STATED EXERCISE
Every line that contains the word "screenshot" should be copied.

-- start of DATASET EXCERPTS --

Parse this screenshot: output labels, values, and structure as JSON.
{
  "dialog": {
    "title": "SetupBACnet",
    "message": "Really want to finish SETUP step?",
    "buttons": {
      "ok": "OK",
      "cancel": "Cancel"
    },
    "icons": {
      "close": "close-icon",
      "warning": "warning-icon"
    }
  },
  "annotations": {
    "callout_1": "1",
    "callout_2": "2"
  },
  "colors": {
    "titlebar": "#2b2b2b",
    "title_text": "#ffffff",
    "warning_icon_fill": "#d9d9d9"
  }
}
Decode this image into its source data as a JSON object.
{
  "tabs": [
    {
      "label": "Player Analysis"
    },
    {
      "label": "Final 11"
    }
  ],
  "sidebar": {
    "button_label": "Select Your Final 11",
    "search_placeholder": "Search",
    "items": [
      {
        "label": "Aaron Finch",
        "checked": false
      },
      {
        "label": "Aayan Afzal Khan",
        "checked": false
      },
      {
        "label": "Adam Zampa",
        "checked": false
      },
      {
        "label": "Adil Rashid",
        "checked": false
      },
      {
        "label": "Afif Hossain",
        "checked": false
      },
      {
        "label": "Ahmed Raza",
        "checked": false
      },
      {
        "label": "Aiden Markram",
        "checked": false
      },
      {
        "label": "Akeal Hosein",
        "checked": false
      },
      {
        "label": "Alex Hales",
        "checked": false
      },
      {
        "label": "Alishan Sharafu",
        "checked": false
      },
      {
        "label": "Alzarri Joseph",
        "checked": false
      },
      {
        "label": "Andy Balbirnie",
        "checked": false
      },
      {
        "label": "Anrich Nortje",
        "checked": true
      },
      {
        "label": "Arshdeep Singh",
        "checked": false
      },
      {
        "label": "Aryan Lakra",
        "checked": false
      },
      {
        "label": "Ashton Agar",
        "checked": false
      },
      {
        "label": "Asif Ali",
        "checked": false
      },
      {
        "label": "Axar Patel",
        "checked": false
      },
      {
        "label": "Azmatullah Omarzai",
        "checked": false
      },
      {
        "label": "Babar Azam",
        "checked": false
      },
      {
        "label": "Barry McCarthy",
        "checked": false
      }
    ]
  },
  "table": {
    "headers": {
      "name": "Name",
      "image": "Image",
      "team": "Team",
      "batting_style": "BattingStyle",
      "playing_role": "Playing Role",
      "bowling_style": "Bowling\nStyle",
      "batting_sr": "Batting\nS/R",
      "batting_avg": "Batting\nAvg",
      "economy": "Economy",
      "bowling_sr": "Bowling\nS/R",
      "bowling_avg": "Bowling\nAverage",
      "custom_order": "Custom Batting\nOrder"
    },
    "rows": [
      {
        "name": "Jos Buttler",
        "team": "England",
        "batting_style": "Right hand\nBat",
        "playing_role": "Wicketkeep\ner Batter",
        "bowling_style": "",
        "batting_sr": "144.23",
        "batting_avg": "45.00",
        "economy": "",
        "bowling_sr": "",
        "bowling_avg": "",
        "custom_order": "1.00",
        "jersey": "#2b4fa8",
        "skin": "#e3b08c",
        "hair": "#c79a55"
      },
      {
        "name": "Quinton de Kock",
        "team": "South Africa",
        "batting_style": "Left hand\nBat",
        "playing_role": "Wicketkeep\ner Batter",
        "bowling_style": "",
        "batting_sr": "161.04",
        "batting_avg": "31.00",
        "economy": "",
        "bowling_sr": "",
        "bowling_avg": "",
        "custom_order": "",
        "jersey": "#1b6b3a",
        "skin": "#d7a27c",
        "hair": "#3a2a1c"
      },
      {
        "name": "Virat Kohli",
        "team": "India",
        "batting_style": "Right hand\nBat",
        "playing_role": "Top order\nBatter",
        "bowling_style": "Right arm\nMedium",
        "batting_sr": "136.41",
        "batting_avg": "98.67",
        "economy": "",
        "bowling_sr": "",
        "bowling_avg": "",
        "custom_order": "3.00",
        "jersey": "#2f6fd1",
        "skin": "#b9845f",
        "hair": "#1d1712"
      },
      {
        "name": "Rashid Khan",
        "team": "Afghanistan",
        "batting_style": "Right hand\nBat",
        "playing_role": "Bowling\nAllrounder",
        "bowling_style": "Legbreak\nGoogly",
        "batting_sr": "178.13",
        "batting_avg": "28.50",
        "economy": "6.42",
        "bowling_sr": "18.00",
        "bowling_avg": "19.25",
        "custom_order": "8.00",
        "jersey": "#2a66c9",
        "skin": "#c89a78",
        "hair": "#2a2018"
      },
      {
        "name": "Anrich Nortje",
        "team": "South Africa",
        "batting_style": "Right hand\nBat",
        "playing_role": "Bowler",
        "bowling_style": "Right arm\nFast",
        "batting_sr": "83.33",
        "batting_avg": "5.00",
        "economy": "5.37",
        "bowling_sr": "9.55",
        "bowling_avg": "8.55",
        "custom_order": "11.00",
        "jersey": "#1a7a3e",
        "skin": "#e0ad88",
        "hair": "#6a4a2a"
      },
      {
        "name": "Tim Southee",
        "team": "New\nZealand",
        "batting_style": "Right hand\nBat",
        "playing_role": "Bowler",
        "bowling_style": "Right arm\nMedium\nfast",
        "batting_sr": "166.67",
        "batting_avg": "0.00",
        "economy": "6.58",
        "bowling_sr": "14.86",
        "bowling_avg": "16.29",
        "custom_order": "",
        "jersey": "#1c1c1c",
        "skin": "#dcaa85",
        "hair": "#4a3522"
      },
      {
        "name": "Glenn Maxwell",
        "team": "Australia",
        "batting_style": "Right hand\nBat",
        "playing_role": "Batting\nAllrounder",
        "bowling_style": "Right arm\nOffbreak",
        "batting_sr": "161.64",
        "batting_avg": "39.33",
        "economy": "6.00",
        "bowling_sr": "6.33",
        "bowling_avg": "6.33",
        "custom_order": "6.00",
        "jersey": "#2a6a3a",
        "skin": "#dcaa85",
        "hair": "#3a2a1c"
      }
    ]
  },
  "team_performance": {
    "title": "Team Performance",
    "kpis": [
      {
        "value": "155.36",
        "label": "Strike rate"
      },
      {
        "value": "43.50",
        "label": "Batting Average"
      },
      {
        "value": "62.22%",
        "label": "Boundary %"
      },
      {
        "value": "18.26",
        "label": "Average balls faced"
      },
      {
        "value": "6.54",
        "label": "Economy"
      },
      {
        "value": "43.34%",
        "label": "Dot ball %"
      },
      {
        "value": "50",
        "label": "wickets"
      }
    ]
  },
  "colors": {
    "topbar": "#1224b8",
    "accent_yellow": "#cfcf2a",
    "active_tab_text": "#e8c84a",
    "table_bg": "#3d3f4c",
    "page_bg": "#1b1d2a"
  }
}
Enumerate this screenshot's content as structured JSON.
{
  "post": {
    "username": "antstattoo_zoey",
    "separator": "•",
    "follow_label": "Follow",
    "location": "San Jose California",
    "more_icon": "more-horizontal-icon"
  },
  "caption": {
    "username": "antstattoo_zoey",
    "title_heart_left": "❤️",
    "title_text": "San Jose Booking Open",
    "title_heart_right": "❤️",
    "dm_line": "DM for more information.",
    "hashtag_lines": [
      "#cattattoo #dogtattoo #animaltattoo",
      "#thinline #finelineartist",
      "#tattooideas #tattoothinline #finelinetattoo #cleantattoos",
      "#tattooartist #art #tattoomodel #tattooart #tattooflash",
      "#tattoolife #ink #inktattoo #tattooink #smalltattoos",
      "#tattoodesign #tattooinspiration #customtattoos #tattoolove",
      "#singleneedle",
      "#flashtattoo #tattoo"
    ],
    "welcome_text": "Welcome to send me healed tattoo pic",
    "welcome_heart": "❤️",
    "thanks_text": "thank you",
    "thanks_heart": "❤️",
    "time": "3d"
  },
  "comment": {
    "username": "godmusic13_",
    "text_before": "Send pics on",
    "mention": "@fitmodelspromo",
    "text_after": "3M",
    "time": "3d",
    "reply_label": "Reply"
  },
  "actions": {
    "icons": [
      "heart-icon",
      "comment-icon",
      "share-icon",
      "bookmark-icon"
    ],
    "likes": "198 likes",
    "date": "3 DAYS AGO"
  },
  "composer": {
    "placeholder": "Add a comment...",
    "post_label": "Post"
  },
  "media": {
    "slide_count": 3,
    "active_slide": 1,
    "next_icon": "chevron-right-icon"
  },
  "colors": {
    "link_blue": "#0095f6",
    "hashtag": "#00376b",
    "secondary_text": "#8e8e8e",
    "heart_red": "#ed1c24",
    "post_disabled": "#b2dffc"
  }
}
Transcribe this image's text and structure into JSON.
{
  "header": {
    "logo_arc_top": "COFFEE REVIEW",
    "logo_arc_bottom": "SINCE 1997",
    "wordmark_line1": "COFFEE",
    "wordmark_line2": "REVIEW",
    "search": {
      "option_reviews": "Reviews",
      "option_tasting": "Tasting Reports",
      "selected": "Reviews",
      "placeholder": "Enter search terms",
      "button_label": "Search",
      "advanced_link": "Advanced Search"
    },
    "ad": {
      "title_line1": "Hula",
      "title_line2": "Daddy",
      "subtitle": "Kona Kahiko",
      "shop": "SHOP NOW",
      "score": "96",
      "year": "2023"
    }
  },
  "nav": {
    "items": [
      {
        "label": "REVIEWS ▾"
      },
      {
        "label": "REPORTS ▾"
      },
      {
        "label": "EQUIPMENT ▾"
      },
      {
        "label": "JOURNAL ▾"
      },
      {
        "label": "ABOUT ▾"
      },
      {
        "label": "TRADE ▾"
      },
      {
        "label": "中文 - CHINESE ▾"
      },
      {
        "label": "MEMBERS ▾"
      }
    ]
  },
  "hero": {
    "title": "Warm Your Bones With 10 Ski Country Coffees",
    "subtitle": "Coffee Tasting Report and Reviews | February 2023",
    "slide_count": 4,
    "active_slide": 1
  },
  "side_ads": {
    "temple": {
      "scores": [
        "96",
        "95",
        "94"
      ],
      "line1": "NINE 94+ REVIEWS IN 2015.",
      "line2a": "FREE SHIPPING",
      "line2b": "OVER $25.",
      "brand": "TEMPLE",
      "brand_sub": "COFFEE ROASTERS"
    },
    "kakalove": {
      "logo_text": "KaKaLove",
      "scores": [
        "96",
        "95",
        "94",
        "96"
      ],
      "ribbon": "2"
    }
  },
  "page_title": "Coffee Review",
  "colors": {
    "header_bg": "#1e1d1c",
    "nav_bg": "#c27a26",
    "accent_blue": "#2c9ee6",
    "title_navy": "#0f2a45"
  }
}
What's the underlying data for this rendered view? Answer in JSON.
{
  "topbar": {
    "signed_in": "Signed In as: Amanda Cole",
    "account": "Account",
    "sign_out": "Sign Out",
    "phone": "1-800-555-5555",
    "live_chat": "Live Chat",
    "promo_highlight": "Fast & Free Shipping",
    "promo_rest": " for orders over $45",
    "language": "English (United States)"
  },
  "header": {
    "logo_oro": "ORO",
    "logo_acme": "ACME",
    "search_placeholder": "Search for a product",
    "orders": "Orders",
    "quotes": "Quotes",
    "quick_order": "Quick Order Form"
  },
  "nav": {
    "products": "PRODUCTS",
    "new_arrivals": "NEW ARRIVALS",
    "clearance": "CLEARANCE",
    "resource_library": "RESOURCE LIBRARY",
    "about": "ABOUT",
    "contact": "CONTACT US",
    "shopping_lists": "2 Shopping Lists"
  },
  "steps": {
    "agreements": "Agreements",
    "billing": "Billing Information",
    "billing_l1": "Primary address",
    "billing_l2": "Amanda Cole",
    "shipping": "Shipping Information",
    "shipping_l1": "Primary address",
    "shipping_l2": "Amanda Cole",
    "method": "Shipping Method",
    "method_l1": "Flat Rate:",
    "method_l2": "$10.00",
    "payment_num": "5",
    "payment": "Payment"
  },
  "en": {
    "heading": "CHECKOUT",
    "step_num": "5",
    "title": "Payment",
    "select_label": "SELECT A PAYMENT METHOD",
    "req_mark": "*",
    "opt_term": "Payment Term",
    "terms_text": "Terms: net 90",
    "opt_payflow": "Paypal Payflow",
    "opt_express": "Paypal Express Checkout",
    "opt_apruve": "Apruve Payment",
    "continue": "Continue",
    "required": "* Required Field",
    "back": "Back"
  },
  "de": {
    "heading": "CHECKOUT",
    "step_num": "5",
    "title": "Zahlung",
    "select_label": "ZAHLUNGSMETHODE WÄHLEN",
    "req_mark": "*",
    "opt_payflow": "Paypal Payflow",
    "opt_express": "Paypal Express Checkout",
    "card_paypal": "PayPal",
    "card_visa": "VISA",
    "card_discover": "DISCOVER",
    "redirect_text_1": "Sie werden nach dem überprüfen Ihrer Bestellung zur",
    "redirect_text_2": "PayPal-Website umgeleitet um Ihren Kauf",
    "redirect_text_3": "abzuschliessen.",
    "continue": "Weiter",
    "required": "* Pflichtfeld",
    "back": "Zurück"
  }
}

-- end of DATASET EXCERPTS --

COMPLETE RESPONSE
Parse this screenshot: output labels, values, and structure as JSON.
Enumerate this screenshot's content as structured JSON.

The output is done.